◆ TEXT SEGMENT ◆

● ● ●

Getting In Front: Thinking Differently about Threat Intelligence
Many information security professionals will remember when we relied primarily on a defensive posture to protect our organizations from cyber threats. We spoke about the layers of defense and took comfort if we could architect in three or four layers to keep the bad guys out. However, the criminals found the soft underbelly of defenses and began attacking us—using innocent technology users through social engineering, phishing and other methods to get through. This meant security professionals had to start looking at security from a different perspective.
Ideas began flowing about new ways to get ahead of criminals, including ethical hacking—assessing our environment from the criminals’ standpoint. By looking at our network and systems from an outside view, we could determine the vulnerabilities criminals could find and fix them. This is a great concept, but we began to find there was an ever-increasing string of vulnerabilities and, in some cases, it was difficult or impossible to patch without rewriting an application. So, we put application firewalls in place to help mitigate or hide vulnerabilities. It seems the in-depth security defense philosophy has become more of a “whack-a-mole” concept. Therefore, we have to find a way to not just react to a threat but to get out in front it.
One of the most promising ways to get in front is to implement a threat intelligence program that includes predictive analysis and dark web inspection. What do we mean by intelligence? Einstein said, “The true sign of intelligence isn’t knowledge, but imagination.” He wasn’t specifically talking about intelligence in the same sense, but there is a principle here. To be useful, intelligence isn’t just knowledge. Dictionary definitions say: “the ability to acquire and apply knowledge and skills” or “the collection of information of military or political value.” Threat intelligence then isn’t just knowledge or information. What is the difference?
Intelligence begins with information, but the information in itself isn’t intelligence. Threat intelligence must be specific and actionable. A simplistic example may be: “The gray-haired hacking group is using IP 192.168.1.1 to exploit remote code execution vulnerability MS15-034, Block the IP and apply the MS patch.” Intelligence gives you the information you can use to protect yourself. Further, intelligence implies some analytics by you or your source. Therefore, to gain value, the information must be analyzed to judge its credibility and if it is applicable to what you are trying to protect.

● ● ●

◆ DATA LINES ◆
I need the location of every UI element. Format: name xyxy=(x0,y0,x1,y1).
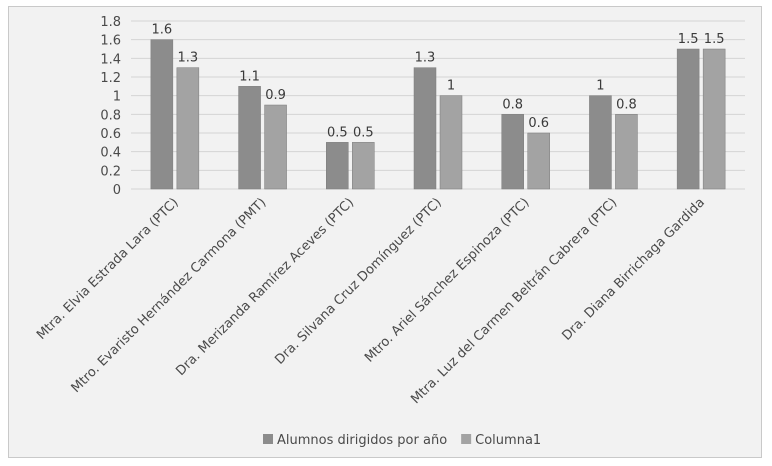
y-axis-ticks: 0 0.2 0.4 0.6 0.8 1 1.2 1.4 1.6 1.8 xyxy=(100,15,121,198)
bar-series2 xyxy=(615,114,638,190)
bars xyxy=(150,39,726,190)
legend-label: Alumnos dirigidos por año xyxy=(277,433,447,448)
data-label: 1.5 xyxy=(704,32,725,47)
bar-series2 xyxy=(264,104,287,190)
x-category-label: Mtro. Evaristo Hernández Carmona (PMT) xyxy=(69,195,270,396)
x-category-label: Mtro. Ariel Sánchez Espinoza (PTC) xyxy=(362,195,532,365)
data-label: 1.1 xyxy=(239,69,260,84)
bar-series1 xyxy=(150,39,174,190)
bar-series1 xyxy=(413,67,437,190)
bar-series1 xyxy=(676,48,700,190)
y-tick-label: 0.4 xyxy=(100,146,121,161)
y-tick-label: 1.4 xyxy=(100,52,121,67)
bar-series2 xyxy=(702,48,726,190)
bar-series1 xyxy=(326,142,349,190)
bar-series2 xyxy=(527,132,550,190)
x-category-label: Mtra. Luz del Carmen Beltrán Cabrera (PT… xyxy=(408,195,620,407)
x-category-label: Mtra. Elvia Estrada Lara (PTC) xyxy=(34,195,182,343)
bar-series1 xyxy=(238,86,261,190)
y-tick-label: 1.2 xyxy=(100,71,121,86)
y-tick-label: 0.2 xyxy=(100,164,121,179)
data-label: 1.3 xyxy=(415,51,436,66)
chart-area: 0 0.2 0.4 0.6 0.8 1 1.2 1.4 1.6 1.8 1.6 1.3 1.1 0.9 0… xyxy=(8,6,762,458)
data-label: 0.5 xyxy=(327,125,348,140)
y-tick-label: 1.8 xyxy=(100,15,121,30)
bar-series2 xyxy=(176,67,200,190)
legend-swatch xyxy=(461,434,472,444)
bar-chart: 0 0.2 0.4 0.6 0.8 1 1.2 1.4 1.6 1.8 1.6 1.3 1.1 0.9 0… xyxy=(34,15,745,448)
x-axis-labels: Mtra. Elvia Estrada Lara (PTC)Mtro. Evar… xyxy=(34,195,708,407)
y-tick-label: 0 xyxy=(113,183,121,198)
data-label: 0.8 xyxy=(502,97,523,112)
bar-series2 xyxy=(439,95,463,190)
data-label: 1.5 xyxy=(678,32,699,47)
data-label: 1 xyxy=(447,79,455,94)
data-labels: 1.6 1.3 1.1 0.9 0.5 0.5 1.3 1 0.8 0.6 1 0.8 1.5 1.5 xyxy=(152,23,725,141)
data-label: 0.8 xyxy=(616,97,637,112)
bar-series1 xyxy=(501,114,524,190)
x-category-label: Dra. Silvana Cruz Domínguez (PTC) xyxy=(272,195,444,367)
bar-series1 xyxy=(589,95,612,190)
data-label: 0.6 xyxy=(528,116,549,131)
y-tick-label: 1.6 xyxy=(100,34,121,49)
x-category-label: Dra. Diana Birrichaga Gardida xyxy=(559,195,708,344)
y-tick-label: 1 xyxy=(113,90,121,105)
data-label: 0.5 xyxy=(353,125,374,140)
data-label: 1 xyxy=(596,79,604,94)
legend: Alumnos dirigidos por año Columna1 xyxy=(263,433,541,448)
x-category-label: Dra. Merizanda Ramírez Aceves (PTC) xyxy=(173,195,357,379)
legend-swatch xyxy=(263,434,273,444)
legend-label: Columna1 xyxy=(475,433,541,448)
gridlines xyxy=(131,20,745,190)
bar-series2 xyxy=(352,142,375,190)
data-label: 1.6 xyxy=(152,23,173,38)
data-label: 0.9 xyxy=(265,88,286,103)
data-label: 1.3 xyxy=(178,51,199,66)
y-tick-label: 0.8 xyxy=(100,108,121,123)
y-tick-label: 0.6 xyxy=(100,127,121,142)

● ● ●

◆ THINGS TO DO ◆
1 – Translate this sentence from the threat intelligence text above into Spanish: "Threat intelligence must be specific and actionable."
2 – Please echo the threat intelligence text above word for word from "Getting In Front: Thinking" to "a different perspective.".

◆ EXPECTED RESULTS ◆
1 – La inteligencia sobre amenazas debe ser específica y accionable.

2 –
Getting In Front: Thinking Differently about Threat Intelligence
Many information security professionals will remember when we relied primarily on a defensive posture to protect our organizations from cyber threats. We spoke about the layers of defense and took comfort if we could architect in three or four layers to keep the bad guys out. However, the criminals found the soft underbelly of defenses and began attacking us—using innocent technology users through social engineering, phishing and other methods to get through. This meant security professionals had to start looking at security from a different perspective.